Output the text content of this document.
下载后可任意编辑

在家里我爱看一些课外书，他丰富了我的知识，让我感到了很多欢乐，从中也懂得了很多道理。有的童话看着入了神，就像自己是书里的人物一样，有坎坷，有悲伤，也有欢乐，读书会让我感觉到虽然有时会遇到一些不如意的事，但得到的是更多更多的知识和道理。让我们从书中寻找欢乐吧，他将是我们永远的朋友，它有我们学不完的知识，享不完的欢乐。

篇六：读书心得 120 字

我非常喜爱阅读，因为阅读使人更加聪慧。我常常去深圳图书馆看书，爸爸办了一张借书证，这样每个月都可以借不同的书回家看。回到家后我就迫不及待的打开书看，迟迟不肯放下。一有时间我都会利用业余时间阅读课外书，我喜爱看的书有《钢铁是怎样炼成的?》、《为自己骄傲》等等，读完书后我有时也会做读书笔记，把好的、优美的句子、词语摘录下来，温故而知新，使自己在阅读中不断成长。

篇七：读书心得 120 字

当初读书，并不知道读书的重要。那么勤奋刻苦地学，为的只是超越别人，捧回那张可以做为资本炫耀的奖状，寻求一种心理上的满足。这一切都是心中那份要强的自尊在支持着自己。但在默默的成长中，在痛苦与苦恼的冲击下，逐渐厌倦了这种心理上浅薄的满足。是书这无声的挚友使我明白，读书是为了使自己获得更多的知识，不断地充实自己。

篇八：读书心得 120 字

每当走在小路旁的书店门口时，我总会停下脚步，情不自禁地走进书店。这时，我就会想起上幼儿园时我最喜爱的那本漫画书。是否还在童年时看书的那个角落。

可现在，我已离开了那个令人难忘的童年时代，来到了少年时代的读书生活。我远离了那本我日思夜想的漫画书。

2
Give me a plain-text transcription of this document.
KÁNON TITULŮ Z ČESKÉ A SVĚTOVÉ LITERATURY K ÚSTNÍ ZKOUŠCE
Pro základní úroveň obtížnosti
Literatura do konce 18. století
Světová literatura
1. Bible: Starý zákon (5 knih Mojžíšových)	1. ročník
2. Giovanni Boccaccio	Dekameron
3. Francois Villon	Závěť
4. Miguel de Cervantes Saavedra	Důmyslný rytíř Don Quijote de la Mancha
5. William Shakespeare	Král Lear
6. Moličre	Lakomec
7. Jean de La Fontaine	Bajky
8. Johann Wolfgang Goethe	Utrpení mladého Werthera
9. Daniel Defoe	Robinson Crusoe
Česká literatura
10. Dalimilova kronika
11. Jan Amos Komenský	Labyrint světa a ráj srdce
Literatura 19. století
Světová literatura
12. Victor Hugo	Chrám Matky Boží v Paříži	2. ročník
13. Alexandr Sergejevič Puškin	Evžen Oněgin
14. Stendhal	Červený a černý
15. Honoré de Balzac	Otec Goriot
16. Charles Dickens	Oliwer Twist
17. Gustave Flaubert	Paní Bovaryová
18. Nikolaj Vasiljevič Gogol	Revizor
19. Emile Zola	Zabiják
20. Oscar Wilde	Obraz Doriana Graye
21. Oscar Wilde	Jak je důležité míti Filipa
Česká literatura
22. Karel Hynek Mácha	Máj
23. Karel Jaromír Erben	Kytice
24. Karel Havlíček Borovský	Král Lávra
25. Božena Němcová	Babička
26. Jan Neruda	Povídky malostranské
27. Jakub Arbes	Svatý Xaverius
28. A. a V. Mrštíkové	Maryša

◇ ◇ ◇ ◇ ◇ ◇ ◇

● **Your goal**
Copy out every line from the data above that has "Král" in it.

● **Reply to the task**
5. William Shakespeare	Král Lear
24. Karel Havlíček Borovský	Král Lávra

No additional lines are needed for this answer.